■ Data excerpts:
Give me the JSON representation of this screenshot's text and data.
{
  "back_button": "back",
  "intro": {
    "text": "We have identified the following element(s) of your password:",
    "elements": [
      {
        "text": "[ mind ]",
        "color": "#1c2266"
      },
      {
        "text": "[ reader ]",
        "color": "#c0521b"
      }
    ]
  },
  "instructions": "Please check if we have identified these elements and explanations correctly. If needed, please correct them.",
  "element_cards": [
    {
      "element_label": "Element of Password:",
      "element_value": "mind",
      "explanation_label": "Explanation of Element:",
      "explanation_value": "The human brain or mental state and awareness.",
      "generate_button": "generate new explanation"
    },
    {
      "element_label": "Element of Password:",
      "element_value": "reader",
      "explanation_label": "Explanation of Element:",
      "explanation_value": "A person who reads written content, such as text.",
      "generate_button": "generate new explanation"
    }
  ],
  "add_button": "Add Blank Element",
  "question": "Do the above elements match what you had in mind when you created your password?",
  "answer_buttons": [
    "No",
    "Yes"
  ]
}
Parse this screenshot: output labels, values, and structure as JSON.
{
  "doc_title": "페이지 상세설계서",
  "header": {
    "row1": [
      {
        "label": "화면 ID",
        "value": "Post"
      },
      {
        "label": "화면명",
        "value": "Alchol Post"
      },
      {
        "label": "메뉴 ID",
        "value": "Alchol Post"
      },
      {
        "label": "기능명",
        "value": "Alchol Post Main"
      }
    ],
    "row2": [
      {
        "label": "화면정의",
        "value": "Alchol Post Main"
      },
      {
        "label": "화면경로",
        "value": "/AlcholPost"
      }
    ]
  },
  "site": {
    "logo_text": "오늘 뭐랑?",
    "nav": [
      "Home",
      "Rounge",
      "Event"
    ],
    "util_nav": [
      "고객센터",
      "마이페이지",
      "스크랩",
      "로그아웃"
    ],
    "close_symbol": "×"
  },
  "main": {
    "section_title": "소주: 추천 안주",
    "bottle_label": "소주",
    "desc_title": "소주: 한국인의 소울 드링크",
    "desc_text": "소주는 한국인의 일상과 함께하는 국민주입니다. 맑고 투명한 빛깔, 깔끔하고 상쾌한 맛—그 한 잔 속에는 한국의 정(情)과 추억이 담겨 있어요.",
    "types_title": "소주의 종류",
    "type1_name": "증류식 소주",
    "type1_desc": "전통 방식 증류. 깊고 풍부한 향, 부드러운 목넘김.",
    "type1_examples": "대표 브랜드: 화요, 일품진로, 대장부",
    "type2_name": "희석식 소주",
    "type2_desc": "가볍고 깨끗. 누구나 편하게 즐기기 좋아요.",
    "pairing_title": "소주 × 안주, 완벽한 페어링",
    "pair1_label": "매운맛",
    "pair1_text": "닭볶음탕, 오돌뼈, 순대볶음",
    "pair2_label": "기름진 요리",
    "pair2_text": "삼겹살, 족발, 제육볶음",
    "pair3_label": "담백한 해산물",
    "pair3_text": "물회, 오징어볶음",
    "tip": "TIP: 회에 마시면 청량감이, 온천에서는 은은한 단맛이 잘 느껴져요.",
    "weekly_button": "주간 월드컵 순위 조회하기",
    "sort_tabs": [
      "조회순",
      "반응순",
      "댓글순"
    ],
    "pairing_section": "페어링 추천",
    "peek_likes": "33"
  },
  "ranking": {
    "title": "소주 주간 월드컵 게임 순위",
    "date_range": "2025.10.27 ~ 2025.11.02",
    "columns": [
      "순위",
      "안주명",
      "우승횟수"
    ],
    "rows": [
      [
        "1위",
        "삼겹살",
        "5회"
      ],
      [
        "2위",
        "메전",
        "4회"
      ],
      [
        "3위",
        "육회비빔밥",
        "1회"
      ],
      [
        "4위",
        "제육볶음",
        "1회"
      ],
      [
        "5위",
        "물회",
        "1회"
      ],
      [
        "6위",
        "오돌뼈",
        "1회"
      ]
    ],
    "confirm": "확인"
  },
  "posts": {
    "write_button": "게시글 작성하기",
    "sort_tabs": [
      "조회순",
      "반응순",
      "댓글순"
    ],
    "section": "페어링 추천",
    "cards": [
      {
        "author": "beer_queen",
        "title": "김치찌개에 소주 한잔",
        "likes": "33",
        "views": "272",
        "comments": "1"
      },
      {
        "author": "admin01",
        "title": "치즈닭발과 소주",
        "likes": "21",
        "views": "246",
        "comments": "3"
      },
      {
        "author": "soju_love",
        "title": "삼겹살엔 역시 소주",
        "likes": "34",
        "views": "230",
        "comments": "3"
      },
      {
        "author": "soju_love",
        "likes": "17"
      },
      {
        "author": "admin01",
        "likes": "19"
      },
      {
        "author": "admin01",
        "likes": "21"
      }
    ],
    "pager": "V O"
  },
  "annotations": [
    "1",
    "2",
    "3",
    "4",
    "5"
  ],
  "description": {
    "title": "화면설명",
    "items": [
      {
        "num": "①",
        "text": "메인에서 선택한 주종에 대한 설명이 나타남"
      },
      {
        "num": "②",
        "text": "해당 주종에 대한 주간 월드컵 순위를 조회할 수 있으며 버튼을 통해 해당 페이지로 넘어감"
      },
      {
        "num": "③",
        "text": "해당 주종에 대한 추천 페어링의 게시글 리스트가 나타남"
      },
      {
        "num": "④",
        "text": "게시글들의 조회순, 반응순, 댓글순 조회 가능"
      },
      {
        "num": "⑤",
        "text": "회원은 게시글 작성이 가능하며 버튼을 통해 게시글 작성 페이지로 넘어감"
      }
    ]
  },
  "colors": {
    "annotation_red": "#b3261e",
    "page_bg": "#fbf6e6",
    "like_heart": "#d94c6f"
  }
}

■ EXERCISE BRIEF:
Only a number is wanted: how many lines contain "JSON"?

■ SOLUTION:
2